◆ **Required task**: Examine the material below. Gather every line in which the string "无人机管理" appears.
# start of Information provided
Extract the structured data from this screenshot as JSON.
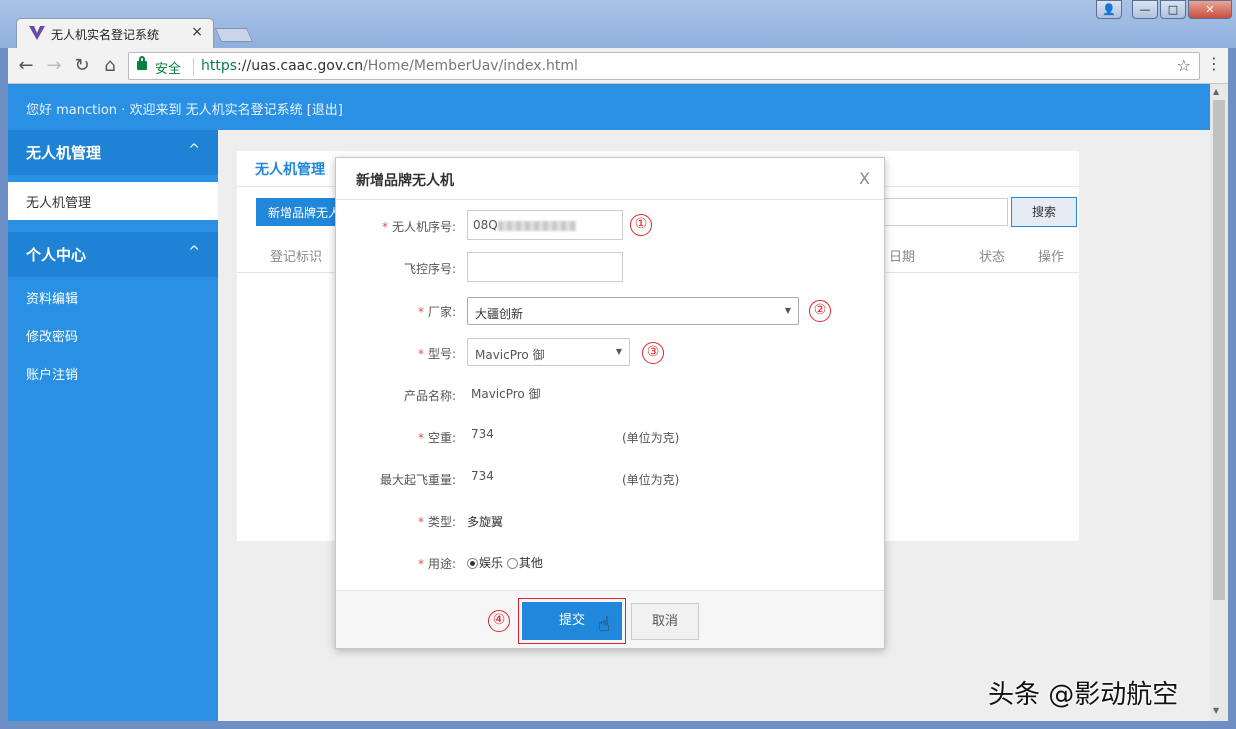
{
  "browser": {
    "tab_title": "无人机实名登记系统",
    "tab_close": "×",
    "secure_label": "安全",
    "url_proto": "https",
    "url_host": "://uas.caac.gov.cn",
    "url_path": "/Home/MemberUav/index.html",
    "back": "←",
    "forward": "→",
    "reload": "↻",
    "home": "⌂",
    "star": "☆",
    "menu": "⋮",
    "win_min": "—",
    "win_max": "□",
    "win_close": "✕",
    "win_user": "👤"
  },
  "header": {
    "greeting": "您好 manction · 欢迎来到 无人机实名登记系统 [退出]"
  },
  "sidebar": {
    "section1": "无人机管理",
    "section1_item": "无人机管理",
    "section2": "个人中心",
    "items": [
      "资料编辑",
      "修改密码",
      "账户注销"
    ],
    "chevron": "^"
  },
  "panel": {
    "title": "无人机管理",
    "new_button": "新增品牌无人",
    "search_button": "搜索",
    "columns": [
      "登记标识",
      "日期",
      "状态",
      "操作"
    ]
  },
  "modal": {
    "title": "新增品牌无人机",
    "close": "X",
    "req_mark": "*",
    "serial_label": "无人机序号:",
    "serial_value": "08Q",
    "fc_label": "飞控序号:",
    "fc_value": "",
    "maker_label": "厂家:",
    "maker_value": "大疆创新",
    "model_label": "型号:",
    "model_value": "MavicPro 御",
    "product_label": "产品名称:",
    "product_value": "MavicPro 御",
    "weight_label": "空重:",
    "weight_value": "734",
    "weight_unit": "(单位为克)",
    "maxweight_label": "最大起飞重量:",
    "maxweight_value": "734",
    "maxweight_unit": "(单位为克)",
    "type_label": "类型:",
    "type_value": "多旋翼",
    "usage_label": "用途:",
    "usage_options": [
      "娱乐",
      "其他"
    ],
    "usage_selected": "娱乐",
    "submit": "提交",
    "cancel": "取消"
  },
  "markers": [
    "①",
    "②",
    "③",
    "④"
  ],
  "watermark": "头条 @影动航空",
  "colors": {
    "primary_blue": "#2990e4",
    "button_blue": "#2187db",
    "marker_red": "#e0262c"
  }
}
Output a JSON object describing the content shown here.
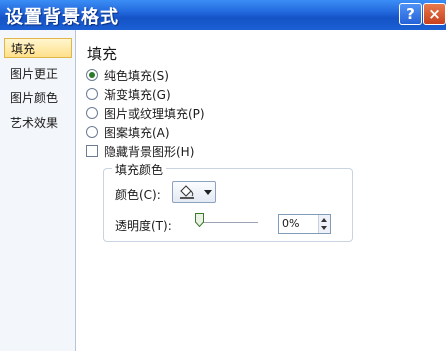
# end of Information provided
◆ **Correct result**:
    "section1": "无人机管理",
    "section1_item": "无人机管理",
    "title": "无人机管理",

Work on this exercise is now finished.